TO BE DONE
Copy every line with the string "text" in it.

DATA ENTRIES
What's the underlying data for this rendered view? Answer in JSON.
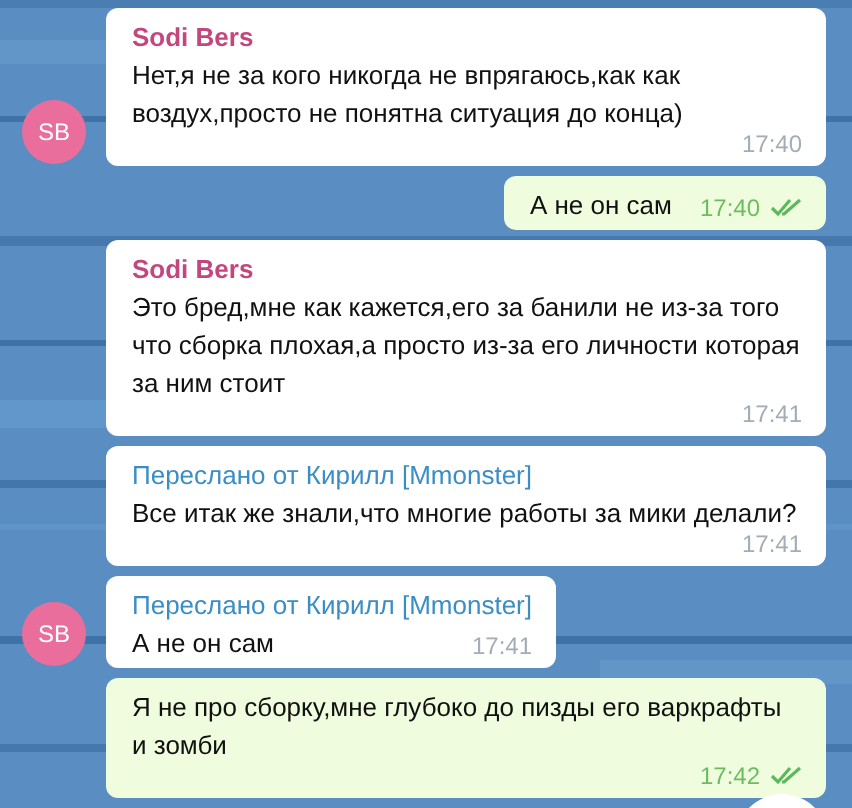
{
  "messages": [
    {
      "kind": "incoming",
      "avatar": "SB",
      "sender": "Sodi Bers",
      "text": "Нет,я не за кого никогда не впрягаюсь,как как воздух,просто не понятна ситуация до конца)",
      "time": "17:40"
    },
    {
      "kind": "outgoing",
      "text": "А не он сам",
      "time": "17:40",
      "read": true
    },
    {
      "kind": "incoming",
      "sender": "Sodi Bers",
      "text": "Это бред,мне как кажется,его за банили не из-за того что сборка плохая,а просто из-за его личности которая за ним стоит",
      "time": "17:41"
    },
    {
      "kind": "incoming",
      "forwarded": "Переслано от Кирилл [Mmonster]",
      "text": "Все итак же знали,что многие работы за мики делали?",
      "time": "17:41"
    },
    {
      "kind": "incoming",
      "avatar": "SB",
      "forwarded": "Переслано от Кирилл [Mmonster]",
      "text": "А не он сам",
      "time": "17:41"
    },
    {
      "kind": "outgoing",
      "text": "Я не про сборку,мне глубоко до пизды его варкрафты и зомби",
      "time": "17:42",
      "read": true
    }
  ]
}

TASK RESPONSE
      "text": "Нет,я не за кого никогда не впрягаюсь,как как воздух,просто не понятна ситуация до конца)",
      "text": "А не он сам",
      "text": "Это бред,мне как кажется,его за банили не из-за того что сборка плохая,а просто из-за его личности которая за ним стоит",
      "text": "Все итак же знали,что многие работы за мики делали?",
      "text": "А не он сам",
      "text": "Я не про сборку,мне глубоко до пизды его варкрафты и зомби",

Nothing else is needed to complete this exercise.